━━━━━ Dataset content

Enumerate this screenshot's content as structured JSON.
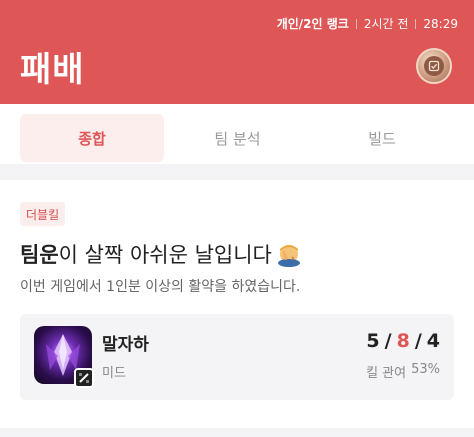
{
  "header": {
    "queue": "개인/2인 랭크",
    "time_ago": "2시간 전",
    "duration": "28:29",
    "result": "패배",
    "accent": "#de5656"
  },
  "tabs": [
    {
      "label": "종합",
      "active": true
    },
    {
      "label": "팀 분석",
      "active": false
    },
    {
      "label": "빌드",
      "active": false
    }
  ],
  "summary": {
    "tag": "더블킬",
    "headline_em": "팀운",
    "headline_rest": "이 살짝 아쉬운 날입니다",
    "emoji": "face-palm-emoji",
    "subtext": "이번 게임에서 1인분 이상의 활약을 하였습니다."
  },
  "player": {
    "name": "말자하",
    "role": "미드",
    "kills": "5",
    "deaths": "8",
    "assists": "4",
    "kda_sep": "/",
    "kill_participation_label": "킬 관여",
    "kill_participation": "53%"
  }
}
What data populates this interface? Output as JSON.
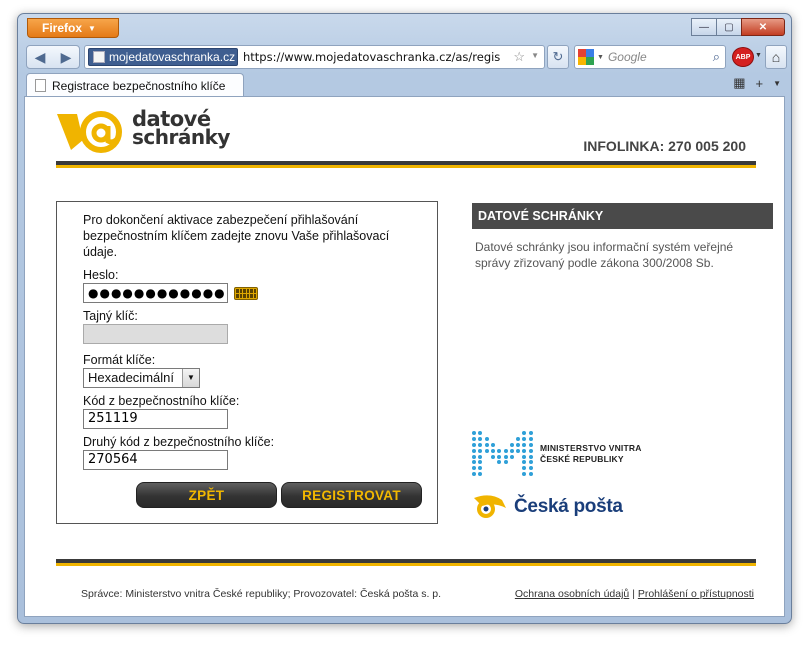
{
  "browser": {
    "app_button": "Firefox",
    "identity_label": "mojedatovaschranka.cz",
    "url": "https://www.mojedatovaschranka.cz/as/regis",
    "search_placeholder": "Google",
    "tab_title": "Registrace bezpečnostního klíče",
    "abp_label": "ABP"
  },
  "header": {
    "logo_line1": "datové",
    "logo_line2": "schránky",
    "infolinka": "INFOLINKA: 270 005 200"
  },
  "form": {
    "intro": "Pro dokončení aktivace zabezpečení přihlašování bezpečnostním klíčem zadejte znovu Vaše přihlašovací údaje.",
    "password_label": "Heslo:",
    "password_value": "●●●●●●●●●●●●",
    "secret_key_label": "Tajný klíč:",
    "format_label": "Formát klíče:",
    "format_value": "Hexadecimální",
    "code1_label": "Kód z bezpečnostního klíče:",
    "code1_value": "251119",
    "code2_label": "Druhý kód z bezpečnostního klíče:",
    "code2_value": "270564",
    "back_button": "ZPĚT",
    "register_button": "REGISTROVAT"
  },
  "sidebar": {
    "heading": "DATOVÉ SCHRÁNKY",
    "text": "Datové schránky jsou informační systém veřejné správy zřizovaný podle zákona 300/2008 Sb.",
    "mvcr_line1": "MINISTERSTVO VNITRA",
    "mvcr_line2": "ČESKÉ REPUBLIKY",
    "posta": "Česká pošta"
  },
  "footer": {
    "left": "Správce: Ministerstvo vnitra České republiky; Provozovatel: Česká pošta s. p.",
    "link1": "Ochrana osobních údajů",
    "separator": "|",
    "link2": "Prohlášení o přístupnosti"
  },
  "colors": {
    "accent_yellow": "#f0b400",
    "dark_bar": "#3a3a3a",
    "posta_blue": "#1a3e7a",
    "mvcr_blue": "#2fa0d8"
  }
}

━━━━━━━━━━

What is expected
Omit any images, then output the listing exactly.

Complete answer
Enumerate this screenshot's content as structured JSON.
{
  "header": {
    "queue": "개인/2인 랭크",
    "time_ago": "2시간 전",
    "duration": "28:29",
    "result": "패배",
    "accent": "#de5656"
  },
  "tabs": [
    {
      "label": "종합",
      "active": true
    },
    {
      "label": "팀 분석",
      "active": false
    },
    {
      "label": "빌드",
      "active": false
    }
  ],
  "summary": {
    "tag": "더블킬",
    "headline_em": "팀운",
    "headline_rest": "이 살짝 아쉬운 날입니다",
    "emoji": "face-palm-emoji",
    "subtext": "이번 게임에서 1인분 이상의 활약을 하였습니다."
  },
  "player": {
    "name": "말자하",
    "role": "미드",
    "kills": "5",
    "deaths": "8",
    "assists": "4",
    "kda_sep": "/",
    "kill_participation_label": "킬 관여",
    "kill_participation": "53%"
  }
}
What data populates this interface? Output as JSON.
{
  "browser": {
    "app_button": "Firefox",
    "identity_label": "mojedatovaschranka.cz",
    "url": "https://www.mojedatovaschranka.cz/as/regis",
    "search_placeholder": "Google",
    "tab_title": "Registrace bezpečnostního klíče",
    "abp_label": "ABP"
  },
  "header": {
    "logo_line1": "datové",
    "logo_line2": "schránky",
    "infolinka": "INFOLINKA: 270 005 200"
  },
  "form": {
    "intro": "Pro dokončení aktivace zabezpečení přihlašování bezpečnostním klíčem zadejte znovu Vaše přihlašovací údaje.",
    "password_label": "Heslo:",
    "password_value": "●●●●●●●●●●●●",
    "secret_key_label": "Tajný klíč:",
    "format_label": "Formát klíče:",
    "format_value": "Hexadecimální",
    "code1_label": "Kód z bezpečnostního klíče:",
    "code1_value": "251119",
    "code2_label": "Druhý kód z bezpečnostního klíče:",
    "code2_value": "270564",
    "back_button": "ZPĚT",
    "register_button": "REGISTROVAT"
  },
  "sidebar": {
    "heading": "DATOVÉ SCHRÁNKY",
    "text": "Datové schránky jsou informační systém veřejné správy zřizovaný podle zákona 300/2008 Sb.",
    "mvcr_line1": "MINISTERSTVO VNITRA",
    "mvcr_line2": "ČESKÉ REPUBLIKY",
    "posta": "Česká pošta"
  },
  "footer": {
    "left": "Správce: Ministerstvo vnitra České republiky; Provozovatel: Česká pošta s. p.",
    "link1": "Ochrana osobních údajů",
    "separator": "|",
    "link2": "Prohlášení o přístupnosti"
  },
  "colors": {
    "accent_yellow": "#f0b400",
    "dark_bar": "#3a3a3a",
    "posta_blue": "#1a3e7a",
    "mvcr_blue": "#2fa0d8"
  }
}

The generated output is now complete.